- Stated exercise -
Print exactly, and only, the lines running from the line containing "Transcribe the text in this document." through the end of the records below.

○ ○ ○ ○

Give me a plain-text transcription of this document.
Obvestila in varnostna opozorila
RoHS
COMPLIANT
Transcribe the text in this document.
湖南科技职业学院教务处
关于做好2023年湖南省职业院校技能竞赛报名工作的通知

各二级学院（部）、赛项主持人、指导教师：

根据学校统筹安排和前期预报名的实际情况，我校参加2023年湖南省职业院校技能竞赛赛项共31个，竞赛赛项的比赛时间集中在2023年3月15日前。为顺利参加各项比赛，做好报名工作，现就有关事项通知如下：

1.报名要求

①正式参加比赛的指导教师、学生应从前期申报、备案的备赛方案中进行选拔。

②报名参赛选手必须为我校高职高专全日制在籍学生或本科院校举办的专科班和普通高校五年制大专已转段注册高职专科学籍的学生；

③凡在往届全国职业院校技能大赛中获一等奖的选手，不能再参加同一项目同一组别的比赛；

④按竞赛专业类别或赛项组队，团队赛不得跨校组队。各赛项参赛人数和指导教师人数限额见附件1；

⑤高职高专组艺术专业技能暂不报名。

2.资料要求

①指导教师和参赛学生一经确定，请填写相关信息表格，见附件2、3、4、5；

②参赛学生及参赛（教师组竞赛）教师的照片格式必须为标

○ ○ ○ ○

- Exercise solution -
Transcribe the text in this document.
湖南科技职业学院教务处
关于做好2023年湖南省职业院校技能竞赛报名工作的通知

各二级学院（部）、赛项主持人、指导教师：

根据学校统筹安排和前期预报名的实际情况，我校参加2023年湖南省职业院校技能竞赛赛项共31个，竞赛赛项的比赛时间集中在2023年3月15日前。为顺利参加各项比赛，做好报名工作，现就有关事项通知如下：

1.报名要求

①正式参加比赛的指导教师、学生应从前期申报、备案的备赛方案中进行选拔。

②报名参赛选手必须为我校高职高专全日制在籍学生或本科院校举办的专科班和普通高校五年制大专已转段注册高职专科学籍的学生；

③凡在往届全国职业院校技能大赛中获一等奖的选手，不能再参加同一项目同一组别的比赛；

④按竞赛专业类别或赛项组队，团队赛不得跨校组队。各赛项参赛人数和指导教师人数限额见附件1；

⑤高职高专组艺术专业技能暂不报名。

2.资料要求

①指导教师和参赛学生一经确定，请填写相关信息表格，见附件2、3、4、5；

②参赛学生及参赛（教师组竞赛）教师的照片格式必须为标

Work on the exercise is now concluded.